- [Exercise] Print all the data, keeping every line exactly as it is.

Part of a data file:
· · · · ·
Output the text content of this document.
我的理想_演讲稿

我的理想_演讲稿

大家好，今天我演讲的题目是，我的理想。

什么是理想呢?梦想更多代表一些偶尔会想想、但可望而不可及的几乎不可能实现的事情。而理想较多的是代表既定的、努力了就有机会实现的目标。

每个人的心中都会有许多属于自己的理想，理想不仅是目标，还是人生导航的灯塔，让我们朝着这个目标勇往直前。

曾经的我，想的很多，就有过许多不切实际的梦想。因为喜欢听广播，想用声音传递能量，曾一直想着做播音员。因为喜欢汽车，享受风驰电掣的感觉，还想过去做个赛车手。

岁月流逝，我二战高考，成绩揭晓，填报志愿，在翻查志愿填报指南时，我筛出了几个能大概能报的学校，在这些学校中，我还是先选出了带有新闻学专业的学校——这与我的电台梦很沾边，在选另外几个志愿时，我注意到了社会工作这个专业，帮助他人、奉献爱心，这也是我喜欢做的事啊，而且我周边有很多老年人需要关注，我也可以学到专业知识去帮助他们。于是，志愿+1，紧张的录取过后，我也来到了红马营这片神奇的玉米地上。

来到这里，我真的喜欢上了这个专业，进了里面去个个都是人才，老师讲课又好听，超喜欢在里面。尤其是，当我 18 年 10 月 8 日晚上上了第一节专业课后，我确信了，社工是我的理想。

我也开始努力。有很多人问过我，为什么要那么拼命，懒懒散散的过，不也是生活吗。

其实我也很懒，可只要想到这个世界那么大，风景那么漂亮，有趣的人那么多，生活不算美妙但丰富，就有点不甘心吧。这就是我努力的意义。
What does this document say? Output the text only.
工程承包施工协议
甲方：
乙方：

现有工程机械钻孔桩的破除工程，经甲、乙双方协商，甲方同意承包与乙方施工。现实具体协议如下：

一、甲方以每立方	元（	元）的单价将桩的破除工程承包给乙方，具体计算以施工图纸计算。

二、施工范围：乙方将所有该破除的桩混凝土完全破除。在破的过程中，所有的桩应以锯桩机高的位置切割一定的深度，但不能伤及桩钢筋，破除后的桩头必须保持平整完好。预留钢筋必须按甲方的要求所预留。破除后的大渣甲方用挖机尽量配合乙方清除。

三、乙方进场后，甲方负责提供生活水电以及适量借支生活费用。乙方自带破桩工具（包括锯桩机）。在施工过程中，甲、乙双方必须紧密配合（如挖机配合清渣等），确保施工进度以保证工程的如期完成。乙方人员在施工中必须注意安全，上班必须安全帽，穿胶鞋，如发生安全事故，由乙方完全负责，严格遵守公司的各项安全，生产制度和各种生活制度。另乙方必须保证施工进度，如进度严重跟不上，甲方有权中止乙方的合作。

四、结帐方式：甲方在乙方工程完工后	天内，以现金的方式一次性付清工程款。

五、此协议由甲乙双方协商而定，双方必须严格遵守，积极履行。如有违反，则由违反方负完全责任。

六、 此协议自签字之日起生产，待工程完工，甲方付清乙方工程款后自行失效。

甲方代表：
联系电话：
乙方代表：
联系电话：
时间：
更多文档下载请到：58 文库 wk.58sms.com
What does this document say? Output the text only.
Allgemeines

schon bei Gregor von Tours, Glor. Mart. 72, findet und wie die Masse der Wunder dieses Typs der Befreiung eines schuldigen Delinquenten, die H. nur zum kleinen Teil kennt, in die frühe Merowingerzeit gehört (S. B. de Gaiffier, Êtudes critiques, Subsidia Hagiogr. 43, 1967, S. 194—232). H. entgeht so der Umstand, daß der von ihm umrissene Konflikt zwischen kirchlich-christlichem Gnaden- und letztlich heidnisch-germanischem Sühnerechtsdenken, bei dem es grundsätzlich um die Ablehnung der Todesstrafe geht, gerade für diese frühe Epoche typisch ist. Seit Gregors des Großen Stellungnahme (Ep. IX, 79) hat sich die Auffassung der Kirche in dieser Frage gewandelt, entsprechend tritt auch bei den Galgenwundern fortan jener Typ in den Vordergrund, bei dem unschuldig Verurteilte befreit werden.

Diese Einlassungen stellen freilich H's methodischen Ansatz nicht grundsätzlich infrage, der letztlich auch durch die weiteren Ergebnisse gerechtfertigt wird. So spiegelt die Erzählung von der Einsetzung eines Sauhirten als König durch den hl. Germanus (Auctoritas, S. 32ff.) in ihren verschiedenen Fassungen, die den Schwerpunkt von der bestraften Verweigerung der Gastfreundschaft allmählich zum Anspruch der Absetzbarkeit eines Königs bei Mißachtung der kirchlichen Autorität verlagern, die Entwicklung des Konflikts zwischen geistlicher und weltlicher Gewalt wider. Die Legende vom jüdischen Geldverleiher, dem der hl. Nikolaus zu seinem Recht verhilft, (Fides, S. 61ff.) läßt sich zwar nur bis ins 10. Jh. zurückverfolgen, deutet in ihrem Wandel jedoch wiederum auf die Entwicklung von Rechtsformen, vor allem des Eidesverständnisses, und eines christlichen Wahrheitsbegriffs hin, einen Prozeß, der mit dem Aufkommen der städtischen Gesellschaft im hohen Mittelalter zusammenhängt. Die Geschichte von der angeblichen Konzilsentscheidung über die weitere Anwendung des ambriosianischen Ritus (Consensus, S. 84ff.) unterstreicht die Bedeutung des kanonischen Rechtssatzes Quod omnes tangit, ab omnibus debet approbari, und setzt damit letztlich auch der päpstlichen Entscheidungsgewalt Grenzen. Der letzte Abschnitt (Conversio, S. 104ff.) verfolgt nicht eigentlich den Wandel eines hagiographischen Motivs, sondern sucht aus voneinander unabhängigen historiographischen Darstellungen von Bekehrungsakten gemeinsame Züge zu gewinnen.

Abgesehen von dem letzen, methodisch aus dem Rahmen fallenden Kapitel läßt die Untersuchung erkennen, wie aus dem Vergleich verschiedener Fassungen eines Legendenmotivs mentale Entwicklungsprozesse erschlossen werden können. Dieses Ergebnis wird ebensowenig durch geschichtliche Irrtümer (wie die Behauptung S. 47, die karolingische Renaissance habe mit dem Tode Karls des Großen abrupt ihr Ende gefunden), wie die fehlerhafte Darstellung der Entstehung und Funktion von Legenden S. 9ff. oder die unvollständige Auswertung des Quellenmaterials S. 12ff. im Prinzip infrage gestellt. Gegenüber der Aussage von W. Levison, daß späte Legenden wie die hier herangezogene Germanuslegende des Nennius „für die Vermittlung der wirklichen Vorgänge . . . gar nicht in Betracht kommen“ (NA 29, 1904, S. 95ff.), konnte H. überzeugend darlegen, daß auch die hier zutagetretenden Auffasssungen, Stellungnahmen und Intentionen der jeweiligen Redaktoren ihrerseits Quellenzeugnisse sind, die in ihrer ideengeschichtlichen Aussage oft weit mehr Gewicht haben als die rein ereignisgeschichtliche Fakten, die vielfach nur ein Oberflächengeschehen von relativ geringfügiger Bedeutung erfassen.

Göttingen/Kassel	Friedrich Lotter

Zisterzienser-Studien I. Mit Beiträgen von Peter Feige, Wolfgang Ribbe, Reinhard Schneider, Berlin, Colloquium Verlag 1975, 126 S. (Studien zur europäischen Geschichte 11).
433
· · · · ·
- [Worked answer]
Output the text content of this document.
我的理想_演讲稿

我的理想_演讲稿

大家好，今天我演讲的题目是，我的理想。

什么是理想呢?梦想更多代表一些偶尔会想想、但可望而不可及的几乎不可能实现的事情。而理想较多的是代表既定的、努力了就有机会实现的目标。

每个人的心中都会有许多属于自己的理想，理想不仅是目标，还是人生导航的灯塔，让我们朝着这个目标勇往直前。

曾经的我，想的很多，就有过许多不切实际的梦想。因为喜欢听广播，想用声音传递能量，曾一直想着做播音员。因为喜欢汽车，享受风驰电掣的感觉，还想过去做个赛车手。

岁月流逝，我二战高考，成绩揭晓，填报志愿，在翻查志愿填报指南时，我筛出了几个能大概能报的学校，在这些学校中，我还是先选出了带有新闻学专业的学校——这与我的电台梦很沾边，在选另外几个志愿时，我注意到了社会工作这个专业，帮助他人、奉献爱心，这也是我喜欢做的事啊，而且我周边有很多老年人需要关注，我也可以学到专业知识去帮助他们。于是，志愿+1，紧张的录取过后，我也来到了红马营这片神奇的玉米地上。

来到这里，我真的喜欢上了这个专业，进了里面去个个都是人才，老师讲课又好听，超喜欢在里面。尤其是，当我 18 年 10 月 8 日晚上上了第一节专业课后，我确信了，社工是我的理想。

我也开始努力。有很多人问过我，为什么要那么拼命，懒懒散散的过，不也是生活吗。

其实我也很懒，可只要想到这个世界那么大，风景那么漂亮，有趣的人那么多，生活不算美妙但丰富，就有点不甘心吧。这就是我努力的意义。
What does this document say? Output the text only.
工程承包施工协议
甲方：
乙方：

现有工程机械钻孔桩的破除工程，经甲、乙双方协商，甲方同意承包与乙方施工。现实具体协议如下：

一、甲方以每立方	元（	元）的单价将桩的破除工程承包给乙方，具体计算以施工图纸计算。

二、施工范围：乙方将所有该破除的桩混凝土完全破除。在破的过程中，所有的桩应以锯桩机高的位置切割一定的深度，但不能伤及桩钢筋，破除后的桩头必须保持平整完好。预留钢筋必须按甲方的要求所预留。破除后的大渣甲方用挖机尽量配合乙方清除。

三、乙方进场后，甲方负责提供生活水电以及适量借支生活费用。乙方自带破桩工具（包括锯桩机）。在施工过程中，甲、乙双方必须紧密配合（如挖机配合清渣等），确保施工进度以保证工程的如期完成。乙方人员在施工中必须注意安全，上班必须安全帽，穿胶鞋，如发生安全事故，由乙方完全负责，严格遵守公司的各项安全，生产制度和各种生活制度。另乙方必须保证施工进度，如进度严重跟不上，甲方有权中止乙方的合作。

四、结帐方式：甲方在乙方工程完工后	天内，以现金的方式一次性付清工程款。

五、此协议由甲乙双方协商而定，双方必须严格遵守，积极履行。如有违反，则由违反方负完全责任。

六、 此协议自签字之日起生产，待工程完工，甲方付清乙方工程款后自行失效。

甲方代表：
联系电话：
乙方代表：
联系电话：
时间：
更多文档下载请到：58 文库 wk.58sms.com
What does this document say? Output the text only.
Allgemeines

schon bei Gregor von Tours, Glor. Mart. 72, findet und wie die Masse der Wunder dieses Typs der Befreiung eines schuldigen Delinquenten, die H. nur zum kleinen Teil kennt, in die frühe Merowingerzeit gehört (S. B. de Gaiffier, Êtudes critiques, Subsidia Hagiogr. 43, 1967, S. 194—232). H. entgeht so der Umstand, daß der von ihm umrissene Konflikt zwischen kirchlich-christlichem Gnaden- und letztlich heidnisch-germanischem Sühnerechtsdenken, bei dem es grundsätzlich um die Ablehnung der Todesstrafe geht, gerade für diese frühe Epoche typisch ist. Seit Gregors des Großen Stellungnahme (Ep. IX, 79) hat sich die Auffassung der Kirche in dieser Frage gewandelt, entsprechend tritt auch bei den Galgenwundern fortan jener Typ in den Vordergrund, bei dem unschuldig Verurteilte befreit werden.

Diese Einlassungen stellen freilich H's methodischen Ansatz nicht grundsätzlich infrage, der letztlich auch durch die weiteren Ergebnisse gerechtfertigt wird. So spiegelt die Erzählung von der Einsetzung eines Sauhirten als König durch den hl. Germanus (Auctoritas, S. 32ff.) in ihren verschiedenen Fassungen, die den Schwerpunkt von der bestraften Verweigerung der Gastfreundschaft allmählich zum Anspruch der Absetzbarkeit eines Königs bei Mißachtung der kirchlichen Autorität verlagern, die Entwicklung des Konflikts zwischen geistlicher und weltlicher Gewalt wider. Die Legende vom jüdischen Geldverleiher, dem der hl. Nikolaus zu seinem Recht verhilft, (Fides, S. 61ff.) läßt sich zwar nur bis ins 10. Jh. zurückverfolgen, deutet in ihrem Wandel jedoch wiederum auf die Entwicklung von Rechtsformen, vor allem des Eidesverständnisses, und eines christlichen Wahrheitsbegriffs hin, einen Prozeß, der mit dem Aufkommen der städtischen Gesellschaft im hohen Mittelalter zusammenhängt. Die Geschichte von der angeblichen Konzilsentscheidung über die weitere Anwendung des ambriosianischen Ritus (Consensus, S. 84ff.) unterstreicht die Bedeutung des kanonischen Rechtssatzes Quod omnes tangit, ab omnibus debet approbari, und setzt damit letztlich auch der päpstlichen Entscheidungsgewalt Grenzen. Der letzte Abschnitt (Conversio, S. 104ff.) verfolgt nicht eigentlich den Wandel eines hagiographischen Motivs, sondern sucht aus voneinander unabhängigen historiographischen Darstellungen von Bekehrungsakten gemeinsame Züge zu gewinnen.

Abgesehen von dem letzen, methodisch aus dem Rahmen fallenden Kapitel läßt die Untersuchung erkennen, wie aus dem Vergleich verschiedener Fassungen eines Legendenmotivs mentale Entwicklungsprozesse erschlossen werden können. Dieses Ergebnis wird ebensowenig durch geschichtliche Irrtümer (wie die Behauptung S. 47, die karolingische Renaissance habe mit dem Tode Karls des Großen abrupt ihr Ende gefunden), wie die fehlerhafte Darstellung der Entstehung und Funktion von Legenden S. 9ff. oder die unvollständige Auswertung des Quellenmaterials S. 12ff. im Prinzip infrage gestellt. Gegenüber der Aussage von W. Levison, daß späte Legenden wie die hier herangezogene Germanuslegende des Nennius „für die Vermittlung der wirklichen Vorgänge . . . gar nicht in Betracht kommen“ (NA 29, 1904, S. 95ff.), konnte H. überzeugend darlegen, daß auch die hier zutagetretenden Auffasssungen, Stellungnahmen und Intentionen der jeweiligen Redaktoren ihrerseits Quellenzeugnisse sind, die in ihrer ideengeschichtlichen Aussage oft weit mehr Gewicht haben als die rein ereignisgeschichtliche Fakten, die vielfach nur ein Oberflächengeschehen von relativ geringfügiger Bedeutung erfassen.

Göttingen/Kassel	Friedrich Lotter

Zisterzienser-Studien I. Mit Beiträgen von Peter Feige, Wolfgang Ribbe, Reinhard Schneider, Berlin, Colloquium Verlag 1975, 126 S. (Studien zur europäischen Geschichte 11).
433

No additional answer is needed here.